**What is being asked**
For the records below, give the count of lines holding the word "JSON" and nothing more.

· · · · · · ·

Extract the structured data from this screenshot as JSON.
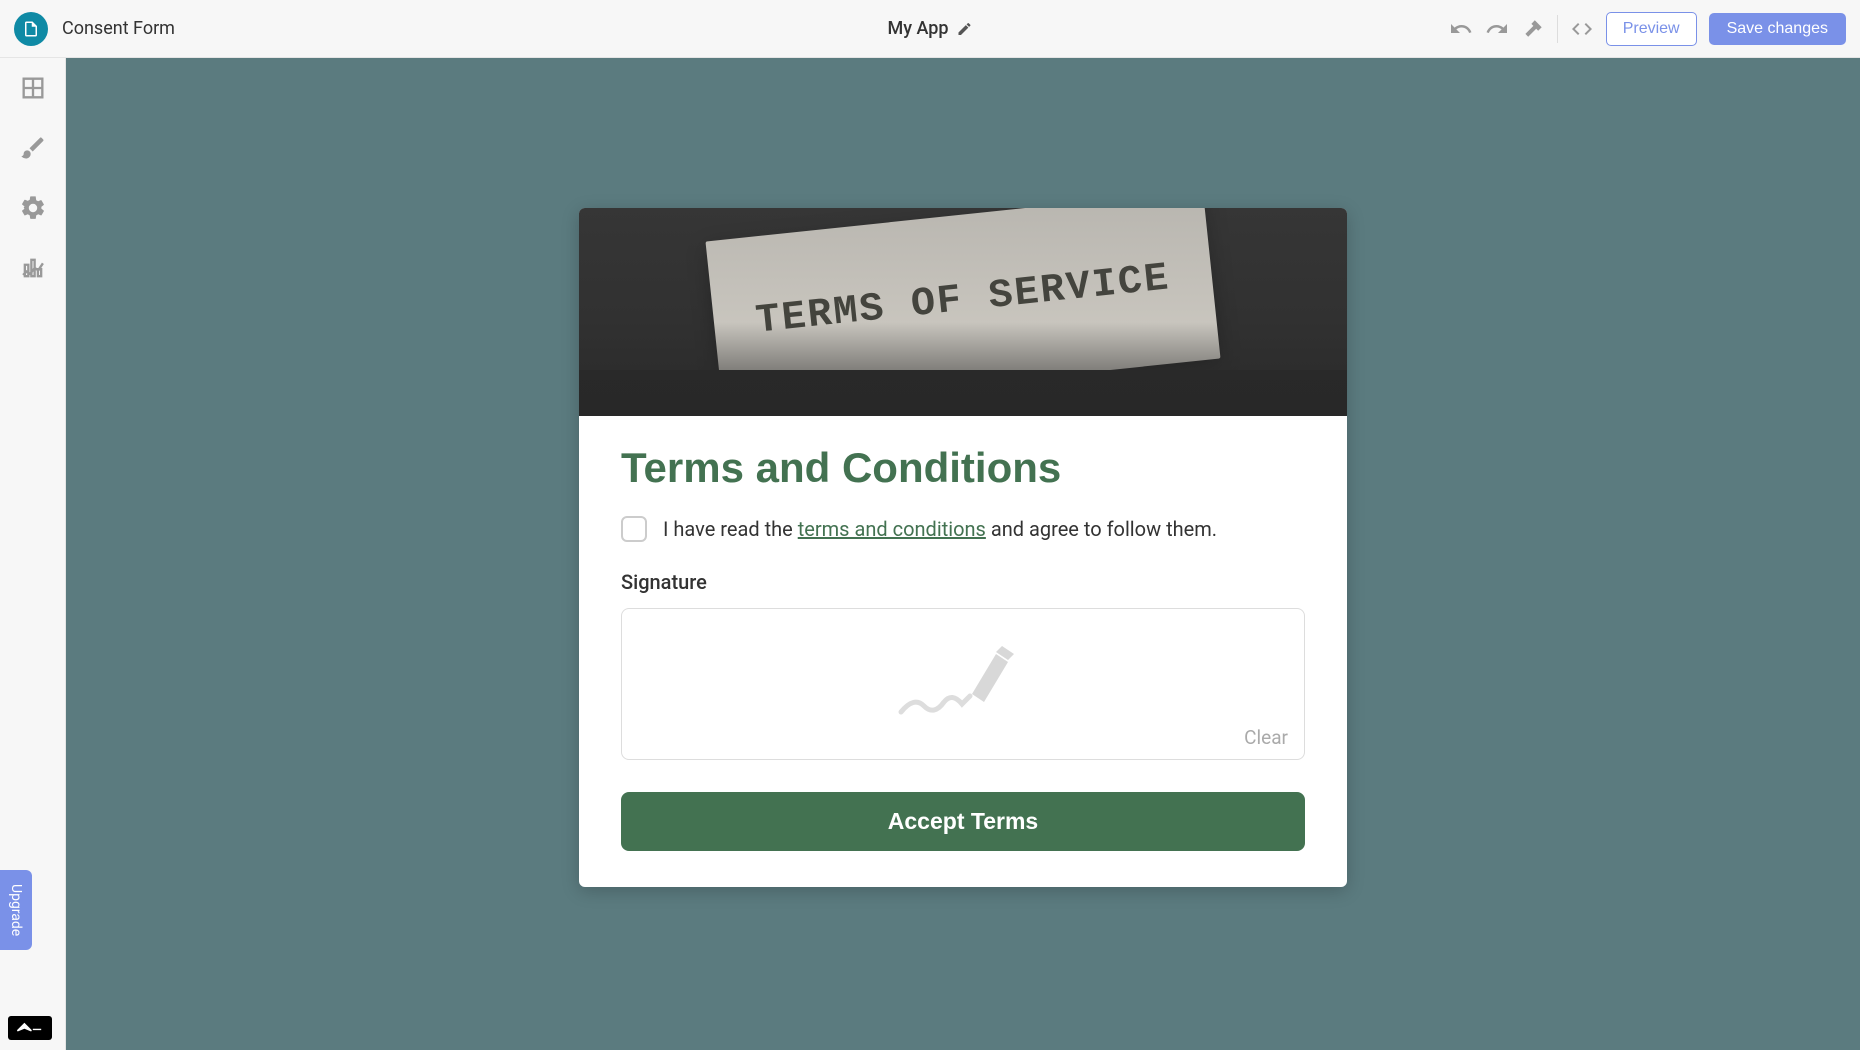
{
  "topbar": {
    "page_title": "Consent Form",
    "app_name": "My App",
    "preview_label": "Preview",
    "save_label": "Save changes"
  },
  "leftbar": {
    "upgrade_label": "Upgrade"
  },
  "card": {
    "hero_text": "TERMS OF SERVICE",
    "heading": "Terms and Conditions",
    "consent_prefix": "I have read the ",
    "consent_link": "terms and conditions",
    "consent_suffix": " and agree to follow them.",
    "signature_label": "Signature",
    "clear_label": "Clear",
    "accept_label": "Accept Terms"
  }
}
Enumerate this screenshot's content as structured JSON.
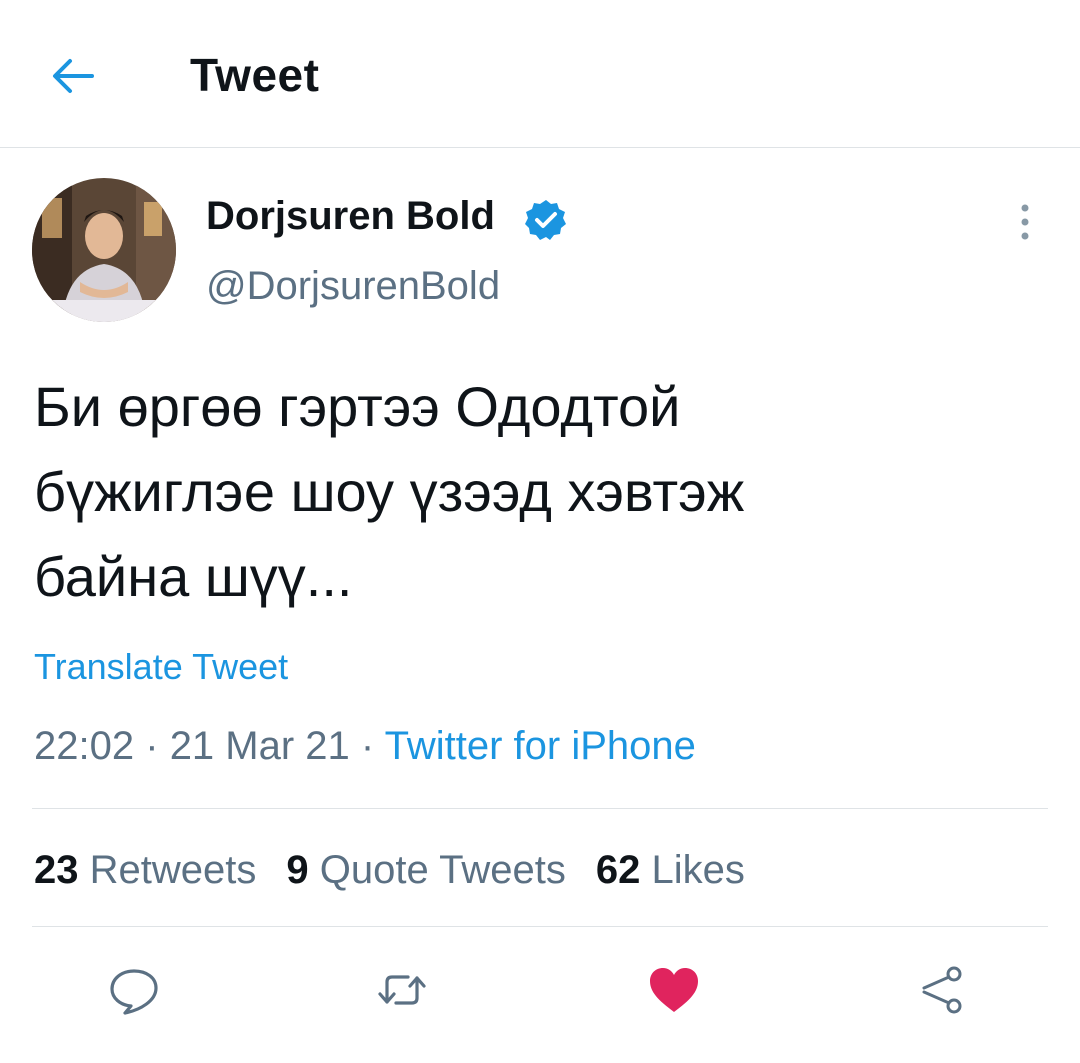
{
  "header": {
    "title": "Tweet"
  },
  "author": {
    "name": "Dorjsuren Bold",
    "handle": "@DorjsurenBold"
  },
  "tweet": {
    "lines": [
      "Би өргөө гэртээ Ододтой",
      "бүжиглэе шоу үзээд хэвтэж",
      "байна шүү..."
    ],
    "translate_label": "Translate Tweet",
    "time": "22:02",
    "date": "21 Mar 21",
    "separator": "·",
    "source": "Twitter for iPhone"
  },
  "stats": {
    "retweets_count": "23",
    "retweets_label": "Retweets",
    "quotes_count": "9",
    "quotes_label": "Quote Tweets",
    "likes_count": "62",
    "likes_label": "Likes"
  },
  "colors": {
    "accent": "#1b95e0",
    "like": "#e0245e",
    "muted": "#5b7083",
    "divider": "#dfe3e6"
  },
  "icons": [
    "back-arrow-icon",
    "verified-badge-icon",
    "more-vertical-icon",
    "reply-icon",
    "retweet-icon",
    "like-heart-icon",
    "share-icon"
  ]
}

· · · · · · ·

**Finished task**
2